REQUIREMENTS: Please copy all the lines that follow, word for word.

═════ EXTRACTED DATA

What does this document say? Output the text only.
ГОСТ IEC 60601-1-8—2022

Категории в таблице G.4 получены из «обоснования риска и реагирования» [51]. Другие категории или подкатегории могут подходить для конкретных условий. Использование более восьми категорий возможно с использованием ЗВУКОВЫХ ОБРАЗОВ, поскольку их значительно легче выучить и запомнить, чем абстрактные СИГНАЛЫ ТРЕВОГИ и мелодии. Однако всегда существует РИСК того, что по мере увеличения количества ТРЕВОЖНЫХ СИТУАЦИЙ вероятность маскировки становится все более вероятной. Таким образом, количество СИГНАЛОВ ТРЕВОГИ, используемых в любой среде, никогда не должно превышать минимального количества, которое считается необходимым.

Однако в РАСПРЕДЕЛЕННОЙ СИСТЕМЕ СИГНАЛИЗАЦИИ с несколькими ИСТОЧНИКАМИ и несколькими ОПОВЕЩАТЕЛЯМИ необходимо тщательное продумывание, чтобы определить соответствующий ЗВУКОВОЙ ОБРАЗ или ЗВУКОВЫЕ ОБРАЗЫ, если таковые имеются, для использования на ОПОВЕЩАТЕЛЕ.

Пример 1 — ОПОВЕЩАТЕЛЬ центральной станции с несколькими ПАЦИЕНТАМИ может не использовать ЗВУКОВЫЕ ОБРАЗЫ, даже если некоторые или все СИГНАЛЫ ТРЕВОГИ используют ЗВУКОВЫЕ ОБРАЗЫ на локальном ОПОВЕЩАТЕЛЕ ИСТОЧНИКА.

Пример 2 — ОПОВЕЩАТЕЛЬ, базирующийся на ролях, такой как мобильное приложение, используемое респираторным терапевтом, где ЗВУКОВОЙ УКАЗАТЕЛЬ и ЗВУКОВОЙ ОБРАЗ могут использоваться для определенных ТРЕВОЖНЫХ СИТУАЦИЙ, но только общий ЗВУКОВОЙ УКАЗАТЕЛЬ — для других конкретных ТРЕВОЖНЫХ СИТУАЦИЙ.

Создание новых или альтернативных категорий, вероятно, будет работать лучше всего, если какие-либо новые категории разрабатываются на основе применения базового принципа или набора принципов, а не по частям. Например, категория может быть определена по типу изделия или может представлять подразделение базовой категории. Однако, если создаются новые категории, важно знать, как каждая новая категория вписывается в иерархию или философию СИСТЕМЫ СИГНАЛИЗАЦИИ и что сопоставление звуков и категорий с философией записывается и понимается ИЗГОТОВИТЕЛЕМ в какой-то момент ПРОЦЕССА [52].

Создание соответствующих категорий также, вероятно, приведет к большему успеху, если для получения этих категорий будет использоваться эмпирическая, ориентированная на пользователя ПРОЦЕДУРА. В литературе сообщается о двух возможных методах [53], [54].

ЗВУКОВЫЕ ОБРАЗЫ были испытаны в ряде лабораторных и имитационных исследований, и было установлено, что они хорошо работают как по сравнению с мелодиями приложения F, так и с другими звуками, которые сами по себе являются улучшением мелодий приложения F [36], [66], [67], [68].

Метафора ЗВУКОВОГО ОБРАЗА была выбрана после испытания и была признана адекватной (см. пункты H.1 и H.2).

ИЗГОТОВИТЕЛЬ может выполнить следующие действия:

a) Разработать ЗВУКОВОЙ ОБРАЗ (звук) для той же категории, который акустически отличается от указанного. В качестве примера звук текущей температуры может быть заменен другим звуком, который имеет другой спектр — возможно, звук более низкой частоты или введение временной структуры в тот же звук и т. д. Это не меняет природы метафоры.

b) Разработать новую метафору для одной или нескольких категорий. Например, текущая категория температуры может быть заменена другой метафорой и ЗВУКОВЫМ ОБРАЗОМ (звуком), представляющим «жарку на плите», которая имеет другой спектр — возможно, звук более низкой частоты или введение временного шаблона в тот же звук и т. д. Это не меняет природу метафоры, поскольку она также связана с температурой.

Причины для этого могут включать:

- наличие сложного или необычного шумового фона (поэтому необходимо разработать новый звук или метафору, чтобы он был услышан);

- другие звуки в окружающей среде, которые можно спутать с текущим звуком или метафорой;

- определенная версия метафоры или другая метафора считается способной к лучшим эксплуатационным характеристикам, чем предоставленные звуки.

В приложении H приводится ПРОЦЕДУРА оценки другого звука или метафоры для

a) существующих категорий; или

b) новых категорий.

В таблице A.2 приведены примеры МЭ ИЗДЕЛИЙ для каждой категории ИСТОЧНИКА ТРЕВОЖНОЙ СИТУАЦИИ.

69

══════════

RESPONSE TO THIS TASK:
What does this document say? Output the text only.
ГОСТ IEC 60601-1-8—2022

Категории в таблице G.4 получены из «обоснования риска и реагирования» [51]. Другие категории или подкатегории могут подходить для конкретных условий. Использование более восьми категорий возможно с использованием ЗВУКОВЫХ ОБРАЗОВ, поскольку их значительно легче выучить и запомнить, чем абстрактные СИГНАЛЫ ТРЕВОГИ и мелодии. Однако всегда существует РИСК того, что по мере увеличения количества ТРЕВОЖНЫХ СИТУАЦИЙ вероятность маскировки становится все более вероятной. Таким образом, количество СИГНАЛОВ ТРЕВОГИ, используемых в любой среде, никогда не должно превышать минимального количества, которое считается необходимым.

Однако в РАСПРЕДЕЛЕННОЙ СИСТЕМЕ СИГНАЛИЗАЦИИ с несколькими ИСТОЧНИКАМИ и несколькими ОПОВЕЩАТЕЛЯМИ необходимо тщательное продумывание, чтобы определить соответствующий ЗВУКОВОЙ ОБРАЗ или ЗВУКОВЫЕ ОБРАЗЫ, если таковые имеются, для использования на ОПОВЕЩАТЕЛЕ.

Пример 1 — ОПОВЕЩАТЕЛЬ центральной станции с несколькими ПАЦИЕНТАМИ может не использовать ЗВУКОВЫЕ ОБРАЗЫ, даже если некоторые или все СИГНАЛЫ ТРЕВОГИ используют ЗВУКОВЫЕ ОБРАЗЫ на локальном ОПОВЕЩАТЕЛЕ ИСТОЧНИКА.

Пример 2 — ОПОВЕЩАТЕЛЬ, базирующийся на ролях, такой как мобильное приложение, используемое респираторным терапевтом, где ЗВУКОВОЙ УКАЗАТЕЛЬ и ЗВУКОВОЙ ОБРАЗ могут использоваться для определенных ТРЕВОЖНЫХ СИТУАЦИЙ, но только общий ЗВУКОВОЙ УКАЗАТЕЛЬ — для других конкретных ТРЕВОЖНЫХ СИТУАЦИЙ.

Создание новых или альтернативных категорий, вероятно, будет работать лучше всего, если какие-либо новые категории разрабатываются на основе применения базового принципа или набора принципов, а не по частям. Например, категория может быть определена по типу изделия или может представлять подразделение базовой категории. Однако, если создаются новые категории, важно знать, как каждая новая категория вписывается в иерархию или философию СИСТЕМЫ СИГНАЛИЗАЦИИ и что сопоставление звуков и категорий с философией записывается и понимается ИЗГОТОВИТЕЛЕМ в какой-то момент ПРОЦЕССА [52].

Создание соответствующих категорий также, вероятно, приведет к большему успеху, если для получения этих категорий будет использоваться эмпирическая, ориентированная на пользователя ПРОЦЕДУРА. В литературе сообщается о двух возможных методах [53], [54].

ЗВУКОВЫЕ ОБРАЗЫ были испытаны в ряде лабораторных и имитационных исследований, и было установлено, что они хорошо работают как по сравнению с мелодиями приложения F, так и с другими звуками, которые сами по себе являются улучшением мелодий приложения F [36], [66], [67], [68].

Метафора ЗВУКОВОГО ОБРАЗА была выбрана после испытания и была признана адекватной (см. пункты H.1 и H.2).

ИЗГОТОВИТЕЛЬ может выполнить следующие действия:

a) Разработать ЗВУКОВОЙ ОБРАЗ (звук) для той же категории, который акустически отличается от указанного. В качестве примера звук текущей температуры может быть заменен другим звуком, который имеет другой спектр — возможно, звук более низкой частоты или введение временной структуры в тот же звук и т. д. Это не меняет природы метафоры.

b) Разработать новую метафору для одной или нескольких категорий. Например, текущая категория температуры может быть заменена другой метафорой и ЗВУКОВЫМ ОБРАЗОМ (звуком), представляющим «жарку на плите», которая имеет другой спектр — возможно, звук более низкой частоты или введение временного шаблона в тот же звук и т. д. Это не меняет природу метафоры, поскольку она также связана с температурой.

Причины для этого могут включать:

- наличие сложного или необычного шумового фона (поэтому необходимо разработать новый звук или метафору, чтобы он был услышан);

- другие звуки в окружающей среде, которые можно спутать с текущим звуком или метафорой;

- определенная версия метафоры или другая метафора считается способной к лучшим эксплуатационным характеристикам, чем предоставленные звуки.

В приложении H приводится ПРОЦЕДУРА оценки другого звука или метафоры для

a) существующих категорий; или

b) новых категорий.

В таблице A.2 приведены примеры МЭ ИЗДЕЛИЙ для каждой категории ИСТОЧНИКА ТРЕВОЖНОЙ СИТУАЦИИ.

69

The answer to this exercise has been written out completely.